Please set down all the lines beneath this one exactly, without the pictures.

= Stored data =
▬▬▬

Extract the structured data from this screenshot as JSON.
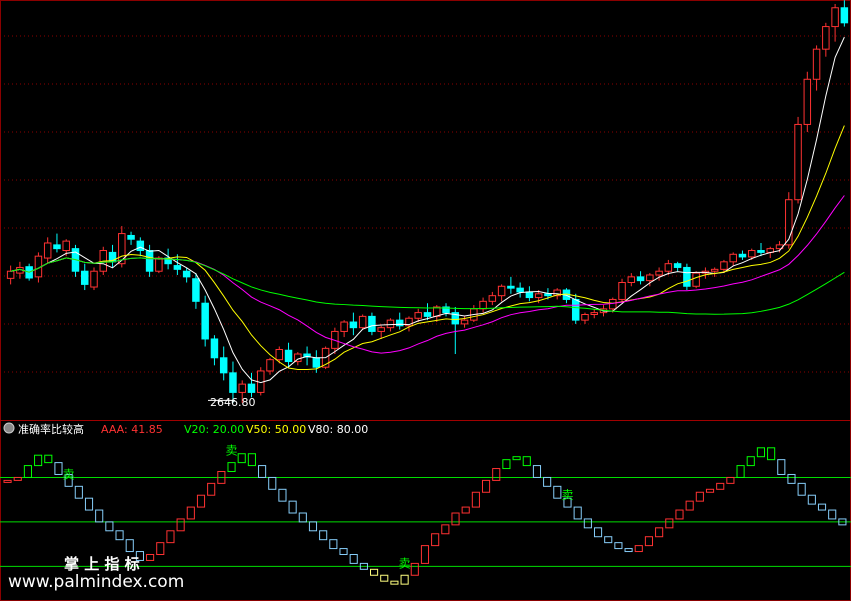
{
  "indicator": {
    "name": "准确率比较高",
    "aaa": "AAA: 41.85",
    "v20": "V20: 20.00",
    "v50": "V50: 50.00",
    "v80": "V80: 80.00"
  },
  "price_annotation": "2646.80",
  "watermark": {
    "cn": "掌 上 指 标",
    "url": "www.palmindex.com"
  },
  "signal_labels": {
    "sell": "卖",
    "buy": "买"
  },
  "colors": {
    "up": "#ff3232",
    "down": "#00ffff",
    "ma5": "#ffffff",
    "ma10": "#ffff00",
    "ma20": "#ff00ff",
    "ma60": "#00ff00",
    "grid": "#8b0000",
    "osc_up": "#ff3232",
    "osc_down": "#87cefa",
    "osc_top": "#00ff00",
    "osc_bottom": "#ffff80",
    "level": "#00dd00"
  },
  "chart_data": [
    {
      "type": "candlestick",
      "ylim": [
        2600,
        3700
      ],
      "y_axis": "price",
      "candles": [
        [
          2971,
          3005,
          2955,
          2990
        ],
        [
          2985,
          3015,
          2970,
          3000
        ],
        [
          3002,
          3010,
          2965,
          2972
        ],
        [
          2975,
          3040,
          2960,
          3030
        ],
        [
          3025,
          3080,
          3010,
          3065
        ],
        [
          3060,
          3090,
          3040,
          3050
        ],
        [
          3045,
          3075,
          3030,
          3070
        ],
        [
          3050,
          3060,
          2975,
          2990
        ],
        [
          2990,
          3010,
          2940,
          2955
        ],
        [
          2948,
          3000,
          2940,
          2990
        ],
        [
          2990,
          3055,
          2980,
          3045
        ],
        [
          3040,
          3060,
          3000,
          3015
        ],
        [
          3010,
          3110,
          3000,
          3090
        ],
        [
          3085,
          3095,
          3060,
          3075
        ],
        [
          3070,
          3080,
          3030,
          3045
        ],
        [
          3045,
          3060,
          2975,
          2990
        ],
        [
          2990,
          3030,
          2985,
          3025
        ],
        [
          3025,
          3050,
          2995,
          3010
        ],
        [
          3005,
          3035,
          2980,
          2995
        ],
        [
          2990,
          3000,
          2960,
          2975
        ],
        [
          2970,
          2985,
          2890,
          2910
        ],
        [
          2905,
          2925,
          2790,
          2810
        ],
        [
          2810,
          2820,
          2740,
          2760
        ],
        [
          2760,
          2790,
          2700,
          2720
        ],
        [
          2720,
          2750,
          2640,
          2668
        ],
        [
          2668,
          2700,
          2640,
          2690
        ],
        [
          2690,
          2720,
          2655,
          2668
        ],
        [
          2668,
          2735,
          2660,
          2725
        ],
        [
          2725,
          2760,
          2715,
          2755
        ],
        [
          2755,
          2790,
          2745,
          2782
        ],
        [
          2780,
          2800,
          2735,
          2750
        ],
        [
          2750,
          2775,
          2740,
          2770
        ],
        [
          2770,
          2790,
          2740,
          2762
        ],
        [
          2760,
          2780,
          2720,
          2735
        ],
        [
          2735,
          2790,
          2730,
          2785
        ],
        [
          2785,
          2840,
          2770,
          2830
        ],
        [
          2830,
          2860,
          2815,
          2855
        ],
        [
          2855,
          2880,
          2820,
          2840
        ],
        [
          2840,
          2875,
          2835,
          2870
        ],
        [
          2870,
          2880,
          2820,
          2830
        ],
        [
          2830,
          2845,
          2810,
          2840
        ],
        [
          2840,
          2865,
          2830,
          2860
        ],
        [
          2860,
          2880,
          2835,
          2845
        ],
        [
          2845,
          2870,
          2830,
          2865
        ],
        [
          2865,
          2890,
          2855,
          2880
        ],
        [
          2880,
          2905,
          2860,
          2870
        ],
        [
          2870,
          2900,
          2855,
          2895
        ],
        [
          2895,
          2905,
          2870,
          2880
        ],
        [
          2880,
          2895,
          2770,
          2850
        ],
        [
          2850,
          2870,
          2840,
          2860
        ],
        [
          2860,
          2900,
          2855,
          2890
        ],
        [
          2890,
          2920,
          2880,
          2910
        ],
        [
          2910,
          2935,
          2900,
          2925
        ],
        [
          2925,
          2955,
          2910,
          2950
        ],
        [
          2950,
          2975,
          2930,
          2945
        ],
        [
          2945,
          2960,
          2920,
          2935
        ],
        [
          2935,
          2950,
          2910,
          2920
        ],
        [
          2920,
          2940,
          2905,
          2930
        ],
        [
          2930,
          2945,
          2915,
          2925
        ],
        [
          2925,
          2945,
          2915,
          2940
        ],
        [
          2940,
          2945,
          2905,
          2915
        ],
        [
          2915,
          2930,
          2850,
          2860
        ],
        [
          2860,
          2880,
          2850,
          2875
        ],
        [
          2875,
          2890,
          2865,
          2880
        ],
        [
          2880,
          2900,
          2870,
          2890
        ],
        [
          2890,
          2920,
          2880,
          2915
        ],
        [
          2915,
          2970,
          2905,
          2960
        ],
        [
          2960,
          2985,
          2950,
          2975
        ],
        [
          2975,
          2990,
          2955,
          2965
        ],
        [
          2965,
          2985,
          2950,
          2980
        ],
        [
          2980,
          3000,
          2965,
          2990
        ],
        [
          2990,
          3020,
          2980,
          3010
        ],
        [
          3010,
          3015,
          2990,
          3000
        ],
        [
          3000,
          3010,
          2940,
          2950
        ],
        [
          2950,
          2990,
          2945,
          2985
        ],
        [
          2985,
          3000,
          2970,
          2990
        ],
        [
          2990,
          3000,
          2975,
          2995
        ],
        [
          2995,
          3020,
          2985,
          3015
        ],
        [
          3015,
          3040,
          3005,
          3035
        ],
        [
          3035,
          3045,
          3020,
          3028
        ],
        [
          3028,
          3050,
          3020,
          3045
        ],
        [
          3045,
          3065,
          3030,
          3040
        ],
        [
          3040,
          3055,
          3025,
          3050
        ],
        [
          3050,
          3070,
          3040,
          3060
        ],
        [
          3060,
          3200,
          3050,
          3180
        ],
        [
          3180,
          3400,
          3170,
          3380
        ],
        [
          3380,
          3520,
          3360,
          3500
        ],
        [
          3500,
          3590,
          3470,
          3580
        ],
        [
          3580,
          3650,
          3560,
          3640
        ],
        [
          3640,
          3700,
          3600,
          3690
        ],
        [
          3690,
          3710,
          3640,
          3650
        ]
      ],
      "ma_lines": [
        "MA5",
        "MA10",
        "MA20",
        "MA60"
      ],
      "annotation": {
        "label": "2646.80",
        "value": 2646.8
      }
    },
    {
      "type": "step_oscillator",
      "indicator": "准确率比较高",
      "ylim": [
        0,
        100
      ],
      "levels": [
        20,
        50,
        80
      ],
      "current_value": 41.85,
      "values": [
        78,
        80,
        88,
        95,
        90,
        82,
        74,
        66,
        58,
        50,
        44,
        38,
        30,
        24,
        28,
        36,
        44,
        52,
        60,
        68,
        76,
        84,
        90,
        96,
        88,
        80,
        72,
        64,
        56,
        50,
        44,
        38,
        32,
        28,
        22,
        18,
        14,
        10,
        8,
        14,
        22,
        34,
        42,
        48,
        56,
        60,
        70,
        78,
        86,
        92,
        94,
        88,
        80,
        74,
        66,
        60,
        52,
        46,
        40,
        36,
        32,
        30,
        34,
        40,
        46,
        52,
        58,
        64,
        70,
        72,
        76,
        80,
        88,
        94,
        100,
        92,
        82,
        76,
        68,
        62,
        58,
        52,
        48
      ],
      "markers": [
        {
          "x": 6,
          "type": "sell"
        },
        {
          "x": 22,
          "type": "sell"
        },
        {
          "x": 39,
          "type": "sell"
        },
        {
          "x": 55,
          "type": "sell"
        },
        {
          "x": 94,
          "type": "sell"
        },
        {
          "x": 100,
          "type": "buy"
        }
      ]
    }
  ]
}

▬▬▬

= OUTPUT FOR THIS TASK =
Extract the structured data from this screenshot as JSON.
{
  "indicator": {
    "name": "准确率比较高",
    "aaa": "AAA: 41.85",
    "v20": "V20: 20.00",
    "v50": "V50: 50.00",
    "v80": "V80: 80.00"
  },
  "price_annotation": "2646.80",
  "watermark": {
    "cn": "掌 上 指 标",
    "url": "www.palmindex.com"
  },
  "signal_labels": {
    "sell": "卖",
    "buy": "买"
  },
  "colors": {
    "up": "#ff3232",
    "down": "#00ffff",
    "ma5": "#ffffff",
    "ma10": "#ffff00",
    "ma20": "#ff00ff",
    "ma60": "#00ff00",
    "grid": "#8b0000",
    "osc_up": "#ff3232",
    "osc_down": "#87cefa",
    "osc_top": "#00ff00",
    "osc_bottom": "#ffff80",
    "level": "#00dd00"
  },
  "chart_data": [
    {
      "type": "candlestick",
      "ylim": [
        2600,
        3700
      ],
      "y_axis": "price",
      "candles": [
        [
          2971,
          3005,
          2955,
          2990
        ],
        [
          2985,
          3015,
          2970,
          3000
        ],
        [
          3002,
          3010,
          2965,
          2972
        ],
        [
          2975,
          3040,
          2960,
          3030
        ],
        [
          3025,
          3080,
          3010,
          3065
        ],
        [
          3060,
          3090,
          3040,
          3050
        ],
        [
          3045,
          3075,
          3030,
          3070
        ],
        [
          3050,
          3060,
          2975,
          2990
        ],
        [
          2990,
          3010,
          2940,
          2955
        ],
        [
          2948,
          3000,
          2940,
          2990
        ],
        [
          2990,
          3055,
          2980,
          3045
        ],
        [
          3040,
          3060,
          3000,
          3015
        ],
        [
          3010,
          3110,
          3000,
          3090
        ],
        [
          3085,
          3095,
          3060,
          3075
        ],
        [
          3070,
          3080,
          3030,
          3045
        ],
        [
          3045,
          3060,
          2975,
          2990
        ],
        [
          2990,
          3030,
          2985,
          3025
        ],
        [
          3025,
          3050,
          2995,
          3010
        ],
        [
          3005,
          3035,
          2980,
          2995
        ],
        [
          2990,
          3000,
          2960,
          2975
        ],
        [
          2970,
          2985,
          2890,
          2910
        ],
        [
          2905,
          2925,
          2790,
          2810
        ],
        [
          2810,
          2820,
          2740,
          2760
        ],
        [
          2760,
          2790,
          2700,
          2720
        ],
        [
          2720,
          2750,
          2640,
          2668
        ],
        [
          2668,
          2700,
          2640,
          2690
        ],
        [
          2690,
          2720,
          2655,
          2668
        ],
        [
          2668,
          2735,
          2660,
          2725
        ],
        [
          2725,
          2760,
          2715,
          2755
        ],
        [
          2755,
          2790,
          2745,
          2782
        ],
        [
          2780,
          2800,
          2735,
          2750
        ],
        [
          2750,
          2775,
          2740,
          2770
        ],
        [
          2770,
          2790,
          2740,
          2762
        ],
        [
          2760,
          2780,
          2720,
          2735
        ],
        [
          2735,
          2790,
          2730,
          2785
        ],
        [
          2785,
          2840,
          2770,
          2830
        ],
        [
          2830,
          2860,
          2815,
          2855
        ],
        [
          2855,
          2880,
          2820,
          2840
        ],
        [
          2840,
          2875,
          2835,
          2870
        ],
        [
          2870,
          2880,
          2820,
          2830
        ],
        [
          2830,
          2845,
          2810,
          2840
        ],
        [
          2840,
          2865,
          2830,
          2860
        ],
        [
          2860,
          2880,
          2835,
          2845
        ],
        [
          2845,
          2870,
          2830,
          2865
        ],
        [
          2865,
          2890,
          2855,
          2880
        ],
        [
          2880,
          2905,
          2860,
          2870
        ],
        [
          2870,
          2900,
          2855,
          2895
        ],
        [
          2895,
          2905,
          2870,
          2880
        ],
        [
          2880,
          2895,
          2770,
          2850
        ],
        [
          2850,
          2870,
          2840,
          2860
        ],
        [
          2860,
          2900,
          2855,
          2890
        ],
        [
          2890,
          2920,
          2880,
          2910
        ],
        [
          2910,
          2935,
          2900,
          2925
        ],
        [
          2925,
          2955,
          2910,
          2950
        ],
        [
          2950,
          2975,
          2930,
          2945
        ],
        [
          2945,
          2960,
          2920,
          2935
        ],
        [
          2935,
          2950,
          2910,
          2920
        ],
        [
          2920,
          2940,
          2905,
          2930
        ],
        [
          2930,
          2945,
          2915,
          2925
        ],
        [
          2925,
          2945,
          2915,
          2940
        ],
        [
          2940,
          2945,
          2905,
          2915
        ],
        [
          2915,
          2930,
          2850,
          2860
        ],
        [
          2860,
          2880,
          2850,
          2875
        ],
        [
          2875,
          2890,
          2865,
          2880
        ],
        [
          2880,
          2900,
          2870,
          2890
        ],
        [
          2890,
          2920,
          2880,
          2915
        ],
        [
          2915,
          2970,
          2905,
          2960
        ],
        [
          2960,
          2985,
          2950,
          2975
        ],
        [
          2975,
          2990,
          2955,
          2965
        ],
        [
          2965,
          2985,
          2950,
          2980
        ],
        [
          2980,
          3000,
          2965,
          2990
        ],
        [
          2990,
          3020,
          2980,
          3010
        ],
        [
          3010,
          3015,
          2990,
          3000
        ],
        [
          3000,
          3010,
          2940,
          2950
        ],
        [
          2950,
          2990,
          2945,
          2985
        ],
        [
          2985,
          3000,
          2970,
          2990
        ],
        [
          2990,
          3000,
          2975,
          2995
        ],
        [
          2995,
          3020,
          2985,
          3015
        ],
        [
          3015,
          3040,
          3005,
          3035
        ],
        [
          3035,
          3045,
          3020,
          3028
        ],
        [
          3028,
          3050,
          3020,
          3045
        ],
        [
          3045,
          3065,
          3030,
          3040
        ],
        [
          3040,
          3055,
          3025,
          3050
        ],
        [
          3050,
          3070,
          3040,
          3060
        ],
        [
          3060,
          3200,
          3050,
          3180
        ],
        [
          3180,
          3400,
          3170,
          3380
        ],
        [
          3380,
          3520,
          3360,
          3500
        ],
        [
          3500,
          3590,
          3470,
          3580
        ],
        [
          3580,
          3650,
          3560,
          3640
        ],
        [
          3640,
          3700,
          3600,
          3690
        ],
        [
          3690,
          3710,
          3640,
          3650
        ]
      ],
      "ma_lines": [
        "MA5",
        "MA10",
        "MA20",
        "MA60"
      ],
      "annotation": {
        "label": "2646.80",
        "value": 2646.8
      }
    },
    {
      "type": "step_oscillator",
      "indicator": "准确率比较高",
      "ylim": [
        0,
        100
      ],
      "levels": [
        20,
        50,
        80
      ],
      "current_value": 41.85,
      "values": [
        78,
        80,
        88,
        95,
        90,
        82,
        74,
        66,
        58,
        50,
        44,
        38,
        30,
        24,
        28,
        36,
        44,
        52,
        60,
        68,
        76,
        84,
        90,
        96,
        88,
        80,
        72,
        64,
        56,
        50,
        44,
        38,
        32,
        28,
        22,
        18,
        14,
        10,
        8,
        14,
        22,
        34,
        42,
        48,
        56,
        60,
        70,
        78,
        86,
        92,
        94,
        88,
        80,
        74,
        66,
        60,
        52,
        46,
        40,
        36,
        32,
        30,
        34,
        40,
        46,
        52,
        58,
        64,
        70,
        72,
        76,
        80,
        88,
        94,
        100,
        92,
        82,
        76,
        68,
        62,
        58,
        52,
        48
      ],
      "markers": [
        {
          "x": 6,
          "type": "sell"
        },
        {
          "x": 22,
          "type": "sell"
        },
        {
          "x": 39,
          "type": "sell"
        },
        {
          "x": 55,
          "type": "sell"
        },
        {
          "x": 94,
          "type": "sell"
        },
        {
          "x": 100,
          "type": "buy"
        }
      ]
    }
  ]
}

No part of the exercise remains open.